──────── Dataset excerpts ────────
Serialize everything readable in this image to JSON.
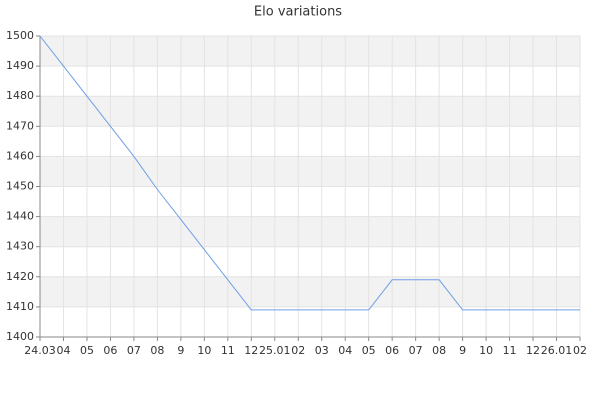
{
  "chart_data": {
    "type": "line",
    "title": "Elo variations",
    "categories": [
      "24.03",
      "04",
      "05",
      "06",
      "07",
      "08",
      "9",
      "10",
      "11",
      "12",
      "25.01",
      "02",
      "03",
      "04",
      "05",
      "06",
      "07",
      "08",
      "9",
      "10",
      "11",
      "12",
      "26.01",
      "02"
    ],
    "series": [
      {
        "name": "Elo",
        "color": "#6f9ee6",
        "values": [
          1500,
          1490,
          1480,
          1470,
          1460,
          1449,
          1439,
          1429,
          1419,
          1409,
          1409,
          1409,
          1409,
          1409,
          1409,
          1419,
          1419,
          1419,
          1409,
          1409,
          1409,
          1409,
          1409,
          1409
        ]
      }
    ],
    "ylim": [
      1400,
      1500
    ],
    "yticks": [
      1400,
      1410,
      1420,
      1430,
      1440,
      1450,
      1460,
      1470,
      1480,
      1490,
      1500
    ],
    "grid": true,
    "alternate_bands": true
  }
}
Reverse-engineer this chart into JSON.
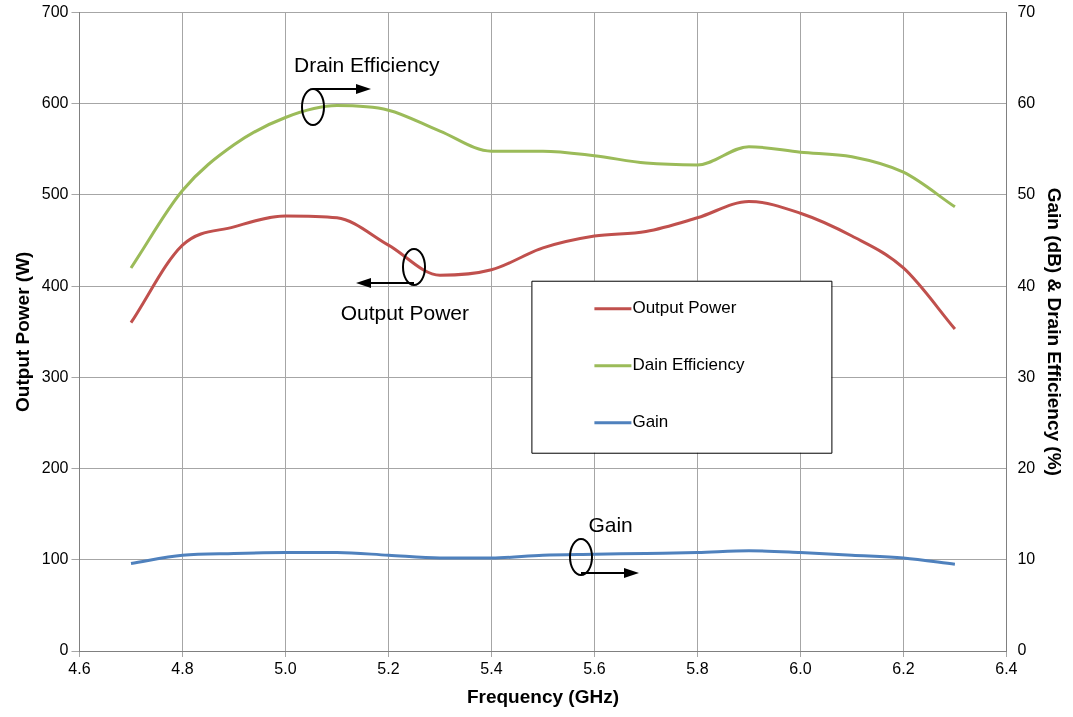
{
  "chart_data": {
    "type": "line",
    "xlabel": "Frequency (GHz)",
    "ylabel": "Output Power (W)",
    "y2label": "Gain (dB) & Drain Efficiency (%)",
    "x": [
      4.7,
      4.8,
      4.9,
      5.0,
      5.1,
      5.2,
      5.3,
      5.4,
      5.5,
      5.6,
      5.7,
      5.8,
      5.9,
      6.0,
      6.1,
      6.2,
      6.3
    ],
    "xlim": [
      4.6,
      6.4
    ],
    "xticks": [
      {
        "value": 4.6,
        "label": "4.6"
      },
      {
        "value": 4.8,
        "label": "4.8"
      },
      {
        "value": 5.0,
        "label": "5.0"
      },
      {
        "value": 5.2,
        "label": "5.2"
      },
      {
        "value": 5.4,
        "label": "5.4"
      },
      {
        "value": 5.6,
        "label": "5.6"
      },
      {
        "value": 5.8,
        "label": "5.8"
      },
      {
        "value": 6.0,
        "label": "6.0"
      },
      {
        "value": 6.2,
        "label": "6.2"
      },
      {
        "value": 6.4,
        "label": "6.4"
      }
    ],
    "ylim": [
      0,
      700
    ],
    "yticks": [
      0,
      100,
      200,
      300,
      400,
      500,
      600,
      700
    ],
    "y2lim": [
      0,
      70
    ],
    "y2ticks": [
      0,
      10,
      20,
      30,
      40,
      50,
      60,
      70
    ],
    "grid": true,
    "legend": "center",
    "marker": "none",
    "line_style": "solid",
    "series": [
      {
        "name": "Output Power",
        "color": "#c0504d",
        "values": [
          360,
          445,
          465,
          477,
          475,
          445,
          412,
          418,
          442,
          455,
          460,
          475,
          493,
          480,
          455,
          420,
          353
        ]
      },
      {
        "name": "Dain Efficiency",
        "color": "#9bbb59",
        "axis": "y2",
        "values": [
          42,
          50.5,
          55.5,
          58.5,
          59.8,
          59.3,
          57,
          54.8,
          54.8,
          54.3,
          53.5,
          53.3,
          55.3,
          54.7,
          54.2,
          52.5,
          48.7
        ]
      },
      {
        "name": "Gain",
        "color": "#4f81bd",
        "axis": "y2",
        "values": [
          9.6,
          10.5,
          10.7,
          10.8,
          10.8,
          10.5,
          10.2,
          10.2,
          10.5,
          10.6,
          10.7,
          10.8,
          11.0,
          10.8,
          10.5,
          10.2,
          9.5
        ]
      }
    ],
    "annotations": [
      "Drain Efficiency",
      "Output Power",
      "Gain"
    ]
  }
}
────────
- **What is asked**: Pick out and copy every line that contains the word "Drain".

- **Reply**:
    "y2label": "Gain (dB) & Drain Efficiency (%)",
      "Drain Efficiency",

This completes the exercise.